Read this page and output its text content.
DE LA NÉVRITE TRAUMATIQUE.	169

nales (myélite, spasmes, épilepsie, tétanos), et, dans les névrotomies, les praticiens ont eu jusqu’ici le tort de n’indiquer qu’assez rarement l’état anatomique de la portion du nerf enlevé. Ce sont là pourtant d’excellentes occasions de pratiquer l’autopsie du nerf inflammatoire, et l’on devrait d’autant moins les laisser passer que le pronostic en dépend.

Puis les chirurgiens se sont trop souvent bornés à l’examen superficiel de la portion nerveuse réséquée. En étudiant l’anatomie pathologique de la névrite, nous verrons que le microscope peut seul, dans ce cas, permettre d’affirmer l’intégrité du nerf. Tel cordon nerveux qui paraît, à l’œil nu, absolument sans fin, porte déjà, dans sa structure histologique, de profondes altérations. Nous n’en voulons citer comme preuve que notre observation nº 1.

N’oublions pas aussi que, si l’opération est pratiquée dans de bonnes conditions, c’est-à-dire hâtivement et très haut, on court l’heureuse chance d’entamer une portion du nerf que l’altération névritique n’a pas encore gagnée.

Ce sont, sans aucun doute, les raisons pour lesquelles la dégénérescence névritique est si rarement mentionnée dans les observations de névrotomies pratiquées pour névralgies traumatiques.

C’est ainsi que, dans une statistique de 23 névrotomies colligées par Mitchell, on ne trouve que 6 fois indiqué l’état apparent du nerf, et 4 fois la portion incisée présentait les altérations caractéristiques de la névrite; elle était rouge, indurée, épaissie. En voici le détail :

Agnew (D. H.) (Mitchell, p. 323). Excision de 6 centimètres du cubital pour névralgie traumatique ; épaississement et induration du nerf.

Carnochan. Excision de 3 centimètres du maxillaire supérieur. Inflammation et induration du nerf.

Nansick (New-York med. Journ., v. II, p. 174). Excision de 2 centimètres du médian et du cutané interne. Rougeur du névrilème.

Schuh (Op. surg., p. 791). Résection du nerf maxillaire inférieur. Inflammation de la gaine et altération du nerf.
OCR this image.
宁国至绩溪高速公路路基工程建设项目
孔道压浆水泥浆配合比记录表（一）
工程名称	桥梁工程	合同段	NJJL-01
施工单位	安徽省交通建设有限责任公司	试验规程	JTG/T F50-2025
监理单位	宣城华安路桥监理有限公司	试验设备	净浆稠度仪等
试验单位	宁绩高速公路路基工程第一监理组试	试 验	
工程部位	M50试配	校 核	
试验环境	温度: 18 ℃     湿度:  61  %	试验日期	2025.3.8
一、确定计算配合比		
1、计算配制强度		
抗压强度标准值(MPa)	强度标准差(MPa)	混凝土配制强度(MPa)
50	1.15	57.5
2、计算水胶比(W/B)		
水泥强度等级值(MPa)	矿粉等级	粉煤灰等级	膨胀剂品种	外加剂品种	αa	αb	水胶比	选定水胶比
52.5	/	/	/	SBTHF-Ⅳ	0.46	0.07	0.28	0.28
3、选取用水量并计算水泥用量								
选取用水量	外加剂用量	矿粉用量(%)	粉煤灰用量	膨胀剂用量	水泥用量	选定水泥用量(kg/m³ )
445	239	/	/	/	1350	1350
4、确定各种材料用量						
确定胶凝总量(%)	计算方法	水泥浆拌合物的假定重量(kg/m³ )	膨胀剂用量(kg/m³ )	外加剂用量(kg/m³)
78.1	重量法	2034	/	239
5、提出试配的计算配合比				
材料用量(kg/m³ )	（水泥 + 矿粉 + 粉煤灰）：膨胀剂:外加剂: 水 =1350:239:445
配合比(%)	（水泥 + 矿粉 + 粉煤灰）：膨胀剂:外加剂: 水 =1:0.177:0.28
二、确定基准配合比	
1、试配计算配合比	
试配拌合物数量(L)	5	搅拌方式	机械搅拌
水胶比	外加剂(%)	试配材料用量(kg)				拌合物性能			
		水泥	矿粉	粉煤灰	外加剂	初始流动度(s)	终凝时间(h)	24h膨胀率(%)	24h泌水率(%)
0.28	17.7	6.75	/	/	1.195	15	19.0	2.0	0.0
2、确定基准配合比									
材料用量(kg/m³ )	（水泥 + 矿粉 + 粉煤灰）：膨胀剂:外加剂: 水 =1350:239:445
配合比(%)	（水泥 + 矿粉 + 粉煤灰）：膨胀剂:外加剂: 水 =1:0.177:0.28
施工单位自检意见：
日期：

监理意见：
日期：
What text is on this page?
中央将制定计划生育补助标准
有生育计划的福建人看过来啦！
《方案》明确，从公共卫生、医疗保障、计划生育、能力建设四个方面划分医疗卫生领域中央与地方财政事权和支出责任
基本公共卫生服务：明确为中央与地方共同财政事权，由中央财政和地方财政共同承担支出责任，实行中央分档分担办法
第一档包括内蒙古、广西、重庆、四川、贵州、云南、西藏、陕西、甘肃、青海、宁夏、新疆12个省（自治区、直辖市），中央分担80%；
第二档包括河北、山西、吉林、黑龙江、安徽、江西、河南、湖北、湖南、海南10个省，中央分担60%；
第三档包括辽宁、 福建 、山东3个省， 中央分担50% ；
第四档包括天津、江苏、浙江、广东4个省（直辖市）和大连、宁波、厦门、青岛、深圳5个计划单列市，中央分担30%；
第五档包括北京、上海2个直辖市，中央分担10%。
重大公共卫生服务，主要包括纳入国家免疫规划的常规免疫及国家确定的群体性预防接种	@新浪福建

◆ ◆ ◆ ◆ ◆ ◆ ◆

*Problem to work on*: Your task is to repeat each line of the material exactly.

*Exercise answer*:
Read this page and output its text content.
DE LA NÉVRITE TRAUMATIQUE.	169

nales (myélite, spasmes, épilepsie, tétanos), et, dans les névrotomies, les praticiens ont eu jusqu’ici le tort de n’indiquer qu’assez rarement l’état anatomique de la portion du nerf enlevé. Ce sont là pourtant d’excellentes occasions de pratiquer l’autopsie du nerf inflammatoire, et l’on devrait d’autant moins les laisser passer que le pronostic en dépend.

Puis les chirurgiens se sont trop souvent bornés à l’examen superficiel de la portion nerveuse réséquée. En étudiant l’anatomie pathologique de la névrite, nous verrons que le microscope peut seul, dans ce cas, permettre d’affirmer l’intégrité du nerf. Tel cordon nerveux qui paraît, à l’œil nu, absolument sans fin, porte déjà, dans sa structure histologique, de profondes altérations. Nous n’en voulons citer comme preuve que notre observation nº 1.

N’oublions pas aussi que, si l’opération est pratiquée dans de bonnes conditions, c’est-à-dire hâtivement et très haut, on court l’heureuse chance d’entamer une portion du nerf que l’altération névritique n’a pas encore gagnée.

Ce sont, sans aucun doute, les raisons pour lesquelles la dégénérescence névritique est si rarement mentionnée dans les observations de névrotomies pratiquées pour névralgies traumatiques.

C’est ainsi que, dans une statistique de 23 névrotomies colligées par Mitchell, on ne trouve que 6 fois indiqué l’état apparent du nerf, et 4 fois la portion incisée présentait les altérations caractéristiques de la névrite; elle était rouge, indurée, épaissie. En voici le détail :

Agnew (D. H.) (Mitchell, p. 323). Excision de 6 centimètres du cubital pour névralgie traumatique ; épaississement et induration du nerf.

Carnochan. Excision de 3 centimètres du maxillaire supérieur. Inflammation et induration du nerf.

Nansick (New-York med. Journ., v. II, p. 174). Excision de 2 centimètres du médian et du cutané interne. Rougeur du névrilème.

Schuh (Op. surg., p. 791). Résection du nerf maxillaire inférieur. Inflammation de la gaine et altération du nerf.
OCR this image.
宁国至绩溪高速公路路基工程建设项目
孔道压浆水泥浆配合比记录表（一）
工程名称	桥梁工程	合同段	NJJL-01
施工单位	安徽省交通建设有限责任公司	试验规程	JTG/T F50-2025
监理单位	宣城华安路桥监理有限公司	试验设备	净浆稠度仪等
试验单位	宁绩高速公路路基工程第一监理组试	试 验	
工程部位	M50试配	校 核	
试验环境	温度: 18 ℃     湿度:  61  %	试验日期	2025.3.8
一、确定计算配合比		
1、计算配制强度		
抗压强度标准值(MPa)	强度标准差(MPa)	混凝土配制强度(MPa)
50	1.15	57.5
2、计算水胶比(W/B)		
水泥强度等级值(MPa)	矿粉等级	粉煤灰等级	膨胀剂品种	外加剂品种	αa	αb	水胶比	选定水胶比
52.5	/	/	/	SBTHF-Ⅳ	0.46	0.07	0.28	0.28
3、选取用水量并计算水泥用量								
选取用水量	外加剂用量	矿粉用量(%)	粉煤灰用量	膨胀剂用量	水泥用量	选定水泥用量(kg/m³ )
445	239	/	/	/	1350	1350
4、确定各种材料用量						
确定胶凝总量(%)	计算方法	水泥浆拌合物的假定重量(kg/m³ )	膨胀剂用量(kg/m³ )	外加剂用量(kg/m³)
78.1	重量法	2034	/	239
5、提出试配的计算配合比				
材料用量(kg/m³ )	（水泥 + 矿粉 + 粉煤灰）：膨胀剂:外加剂: 水 =1350:239:445
配合比(%)	（水泥 + 矿粉 + 粉煤灰）：膨胀剂:外加剂: 水 =1:0.177:0.28
二、确定基准配合比	
1、试配计算配合比	
试配拌合物数量(L)	5	搅拌方式	机械搅拌
水胶比	外加剂(%)	试配材料用量(kg)				拌合物性能			
		水泥	矿粉	粉煤灰	外加剂	初始流动度(s)	终凝时间(h)	24h膨胀率(%)	24h泌水率(%)
0.28	17.7	6.75	/	/	1.195	15	19.0	2.0	0.0
2、确定基准配合比									
材料用量(kg/m³ )	（水泥 + 矿粉 + 粉煤灰）：膨胀剂:外加剂: 水 =1350:239:445
配合比(%)	（水泥 + 矿粉 + 粉煤灰）：膨胀剂:外加剂: 水 =1:0.177:0.28
施工单位自检意见：
日期：

监理意见：
日期：
What text is on this page?
中央将制定计划生育补助标准
有生育计划的福建人看过来啦！
《方案》明确，从公共卫生、医疗保障、计划生育、能力建设四个方面划分医疗卫生领域中央与地方财政事权和支出责任
基本公共卫生服务：明确为中央与地方共同财政事权，由中央财政和地方财政共同承担支出责任，实行中央分档分担办法
第一档包括内蒙古、广西、重庆、四川、贵州、云南、西藏、陕西、甘肃、青海、宁夏、新疆12个省（自治区、直辖市），中央分担80%；
第二档包括河北、山西、吉林、黑龙江、安徽、江西、河南、湖北、湖南、海南10个省，中央分担60%；
第三档包括辽宁、 福建 、山东3个省， 中央分担50% ；
第四档包括天津、江苏、浙江、广东4个省（直辖市）和大连、宁波、厦门、青岛、深圳5个计划单列市，中央分担30%；
第五档包括北京、上海2个直辖市，中央分担10%。
重大公共卫生服务，主要包括纳入国家免疫规划的常规免疫及国家确定的群体性预防接种	@新浪福建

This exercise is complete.